**What the task requires**: Gather all lines in the entries below that include the word "data".

-----

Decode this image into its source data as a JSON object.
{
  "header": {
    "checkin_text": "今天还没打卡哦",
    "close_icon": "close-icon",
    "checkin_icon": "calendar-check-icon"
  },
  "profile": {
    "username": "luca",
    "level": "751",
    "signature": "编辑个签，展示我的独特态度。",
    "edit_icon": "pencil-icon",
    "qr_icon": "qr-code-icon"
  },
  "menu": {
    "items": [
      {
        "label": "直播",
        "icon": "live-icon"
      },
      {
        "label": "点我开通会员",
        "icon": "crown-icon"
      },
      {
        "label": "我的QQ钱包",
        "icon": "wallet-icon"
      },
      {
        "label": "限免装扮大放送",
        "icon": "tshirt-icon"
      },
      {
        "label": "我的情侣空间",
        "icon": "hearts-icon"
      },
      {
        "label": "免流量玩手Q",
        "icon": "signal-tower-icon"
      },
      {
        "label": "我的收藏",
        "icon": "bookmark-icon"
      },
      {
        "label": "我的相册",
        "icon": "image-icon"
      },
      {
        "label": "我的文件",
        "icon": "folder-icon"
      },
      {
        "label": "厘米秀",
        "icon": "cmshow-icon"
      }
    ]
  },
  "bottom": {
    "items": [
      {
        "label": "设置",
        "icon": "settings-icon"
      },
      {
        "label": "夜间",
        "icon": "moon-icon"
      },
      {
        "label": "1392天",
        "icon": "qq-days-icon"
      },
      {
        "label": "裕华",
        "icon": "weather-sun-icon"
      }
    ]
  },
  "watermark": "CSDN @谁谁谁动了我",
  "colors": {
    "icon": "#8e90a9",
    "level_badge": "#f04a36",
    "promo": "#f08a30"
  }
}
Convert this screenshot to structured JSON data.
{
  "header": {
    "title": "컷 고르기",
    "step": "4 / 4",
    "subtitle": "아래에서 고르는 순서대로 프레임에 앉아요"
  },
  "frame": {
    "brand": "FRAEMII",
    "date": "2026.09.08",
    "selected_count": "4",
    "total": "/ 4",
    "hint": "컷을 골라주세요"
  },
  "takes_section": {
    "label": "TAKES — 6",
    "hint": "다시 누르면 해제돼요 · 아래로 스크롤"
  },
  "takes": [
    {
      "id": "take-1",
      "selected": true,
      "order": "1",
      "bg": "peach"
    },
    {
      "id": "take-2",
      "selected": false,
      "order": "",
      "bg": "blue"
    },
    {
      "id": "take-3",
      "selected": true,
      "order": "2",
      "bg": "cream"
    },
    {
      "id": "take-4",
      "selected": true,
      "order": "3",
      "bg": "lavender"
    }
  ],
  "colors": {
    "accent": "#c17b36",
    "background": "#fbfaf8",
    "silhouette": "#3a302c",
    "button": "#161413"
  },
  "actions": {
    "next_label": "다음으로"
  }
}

-----

**Complete output**:
Decode this image into its source data as a JSON object.
Convert this screenshot to structured JSON data.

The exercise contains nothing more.